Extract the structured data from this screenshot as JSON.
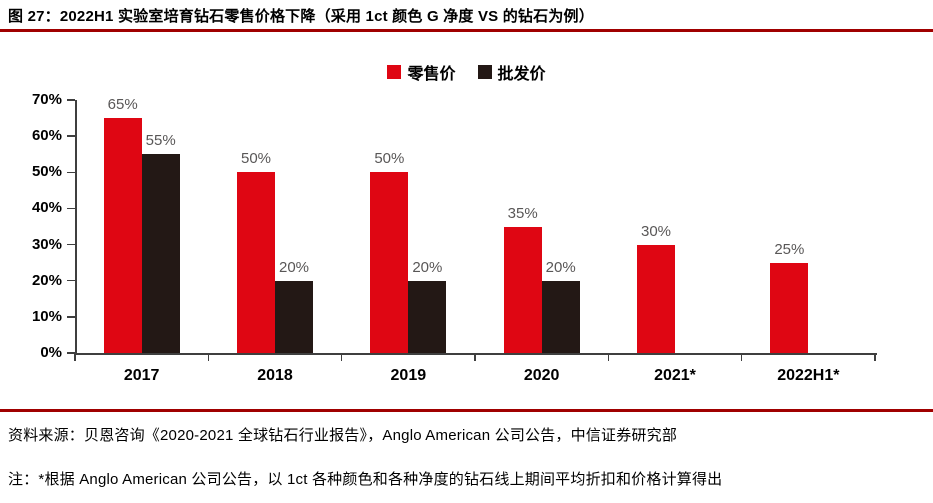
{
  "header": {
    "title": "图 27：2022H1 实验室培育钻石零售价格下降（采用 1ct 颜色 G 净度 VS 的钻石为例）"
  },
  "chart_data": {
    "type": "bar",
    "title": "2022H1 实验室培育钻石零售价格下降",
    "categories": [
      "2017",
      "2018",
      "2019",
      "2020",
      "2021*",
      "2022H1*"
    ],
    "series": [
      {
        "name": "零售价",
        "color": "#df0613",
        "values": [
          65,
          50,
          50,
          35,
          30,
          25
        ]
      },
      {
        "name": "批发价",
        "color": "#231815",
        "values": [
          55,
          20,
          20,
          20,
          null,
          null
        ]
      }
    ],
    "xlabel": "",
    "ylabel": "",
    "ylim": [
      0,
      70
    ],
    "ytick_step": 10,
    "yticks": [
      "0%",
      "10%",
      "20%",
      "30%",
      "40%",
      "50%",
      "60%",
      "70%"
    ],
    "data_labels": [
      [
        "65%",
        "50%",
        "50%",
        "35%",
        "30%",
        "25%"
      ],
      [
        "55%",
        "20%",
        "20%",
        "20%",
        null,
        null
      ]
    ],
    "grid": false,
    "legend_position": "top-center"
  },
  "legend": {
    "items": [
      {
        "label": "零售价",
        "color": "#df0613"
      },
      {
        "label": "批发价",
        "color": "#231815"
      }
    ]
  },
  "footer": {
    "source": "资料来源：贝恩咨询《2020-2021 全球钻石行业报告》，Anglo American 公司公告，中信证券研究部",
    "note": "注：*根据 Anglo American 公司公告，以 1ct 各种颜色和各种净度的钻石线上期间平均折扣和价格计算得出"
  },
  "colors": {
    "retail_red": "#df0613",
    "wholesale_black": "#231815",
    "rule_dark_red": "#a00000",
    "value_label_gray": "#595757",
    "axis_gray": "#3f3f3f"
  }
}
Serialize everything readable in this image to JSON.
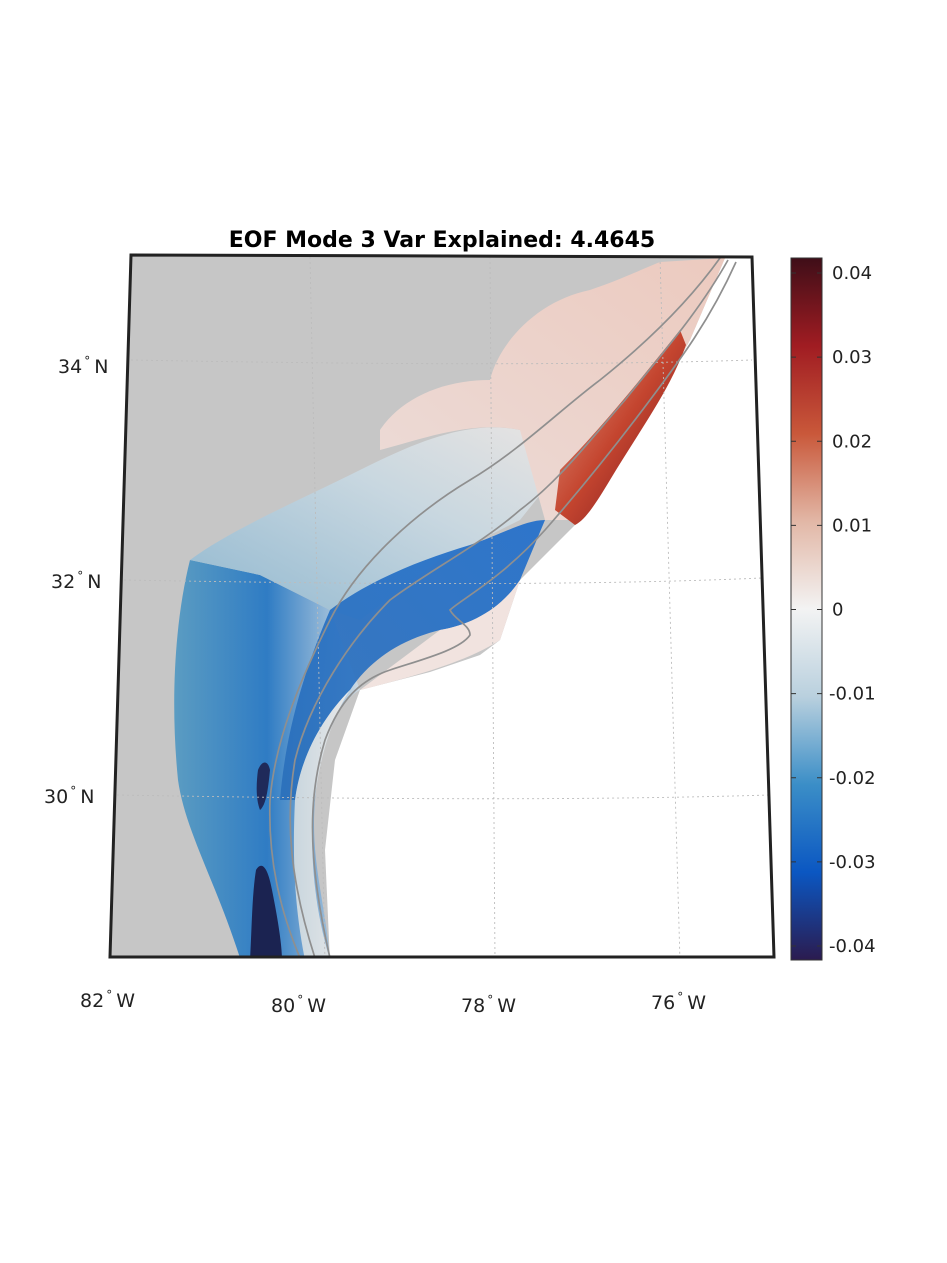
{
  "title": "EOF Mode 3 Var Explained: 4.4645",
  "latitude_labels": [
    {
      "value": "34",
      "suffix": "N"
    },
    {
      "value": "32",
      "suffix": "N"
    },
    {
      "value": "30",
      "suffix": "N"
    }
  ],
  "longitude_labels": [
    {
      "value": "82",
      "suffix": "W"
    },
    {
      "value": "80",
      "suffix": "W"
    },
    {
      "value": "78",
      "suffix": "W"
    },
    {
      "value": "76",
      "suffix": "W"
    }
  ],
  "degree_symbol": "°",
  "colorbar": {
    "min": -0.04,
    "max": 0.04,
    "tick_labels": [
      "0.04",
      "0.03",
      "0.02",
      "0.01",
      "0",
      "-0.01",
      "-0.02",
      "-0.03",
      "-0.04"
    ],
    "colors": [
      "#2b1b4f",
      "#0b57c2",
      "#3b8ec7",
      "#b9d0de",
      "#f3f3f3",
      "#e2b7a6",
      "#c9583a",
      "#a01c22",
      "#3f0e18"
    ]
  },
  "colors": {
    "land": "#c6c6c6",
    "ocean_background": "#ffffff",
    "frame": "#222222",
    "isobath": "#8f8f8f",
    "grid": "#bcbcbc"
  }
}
■ ■ ■ ■ ■ ■ ■
— What you have to do —
Images in the records should not be copied. Repeat all the rest exactly.

— Task solution —
Extract the structured data from this screenshot as JSON.
{
  "header": {
    "title": "图 27：2022H1 实验室培育钻石零售价格下降（采用 1ct 颜色 G 净度 VS 的钻石为例）"
  },
  "chart_data": {
    "type": "bar",
    "title": "2022H1 实验室培育钻石零售价格下降",
    "categories": [
      "2017",
      "2018",
      "2019",
      "2020",
      "2021*",
      "2022H1*"
    ],
    "series": [
      {
        "name": "零售价",
        "color": "#df0613",
        "values": [
          65,
          50,
          50,
          35,
          30,
          25
        ]
      },
      {
        "name": "批发价",
        "color": "#231815",
        "values": [
          55,
          20,
          20,
          20,
          null,
          null
        ]
      }
    ],
    "xlabel": "",
    "ylabel": "",
    "ylim": [
      0,
      70
    ],
    "ytick_step": 10,
    "yticks": [
      "0%",
      "10%",
      "20%",
      "30%",
      "40%",
      "50%",
      "60%",
      "70%"
    ],
    "data_labels": [
      [
        "65%",
        "50%",
        "50%",
        "35%",
        "30%",
        "25%"
      ],
      [
        "55%",
        "20%",
        "20%",
        "20%",
        null,
        null
      ]
    ],
    "grid": false,
    "legend_position": "top-center"
  },
  "legend": {
    "items": [
      {
        "label": "零售价",
        "color": "#df0613"
      },
      {
        "label": "批发价",
        "color": "#231815"
      }
    ]
  },
  "footer": {
    "source": "资料来源：贝恩咨询《2020-2021 全球钻石行业报告》，Anglo American 公司公告，中信证券研究部",
    "note": "注：*根据 Anglo American 公司公告，以 1ct 各种颜色和各种净度的钻石线上期间平均折扣和价格计算得出"
  },
  "colors": {
    "retail_red": "#df0613",
    "wholesale_black": "#231815",
    "rule_dark_red": "#a00000",
    "value_label_gray": "#595757",
    "axis_gray": "#3f3f3f"
  }
}
Serialize everything readable in this image to JSON.
{
  "title": "EOF Mode 3 Var Explained: 4.4645",
  "latitude_labels": [
    {
      "value": "34",
      "suffix": "N"
    },
    {
      "value": "32",
      "suffix": "N"
    },
    {
      "value": "30",
      "suffix": "N"
    }
  ],
  "longitude_labels": [
    {
      "value": "82",
      "suffix": "W"
    },
    {
      "value": "80",
      "suffix": "W"
    },
    {
      "value": "78",
      "suffix": "W"
    },
    {
      "value": "76",
      "suffix": "W"
    }
  ],
  "degree_symbol": "°",
  "colorbar": {
    "min": -0.04,
    "max": 0.04,
    "tick_labels": [
      "0.04",
      "0.03",
      "0.02",
      "0.01",
      "0",
      "-0.01",
      "-0.02",
      "-0.03",
      "-0.04"
    ],
    "colors": [
      "#2b1b4f",
      "#0b57c2",
      "#3b8ec7",
      "#b9d0de",
      "#f3f3f3",
      "#e2b7a6",
      "#c9583a",
      "#a01c22",
      "#3f0e18"
    ]
  },
  "colors": {
    "land": "#c6c6c6",
    "ocean_background": "#ffffff",
    "frame": "#222222",
    "isobath": "#8f8f8f",
    "grid": "#bcbcbc"
  }
}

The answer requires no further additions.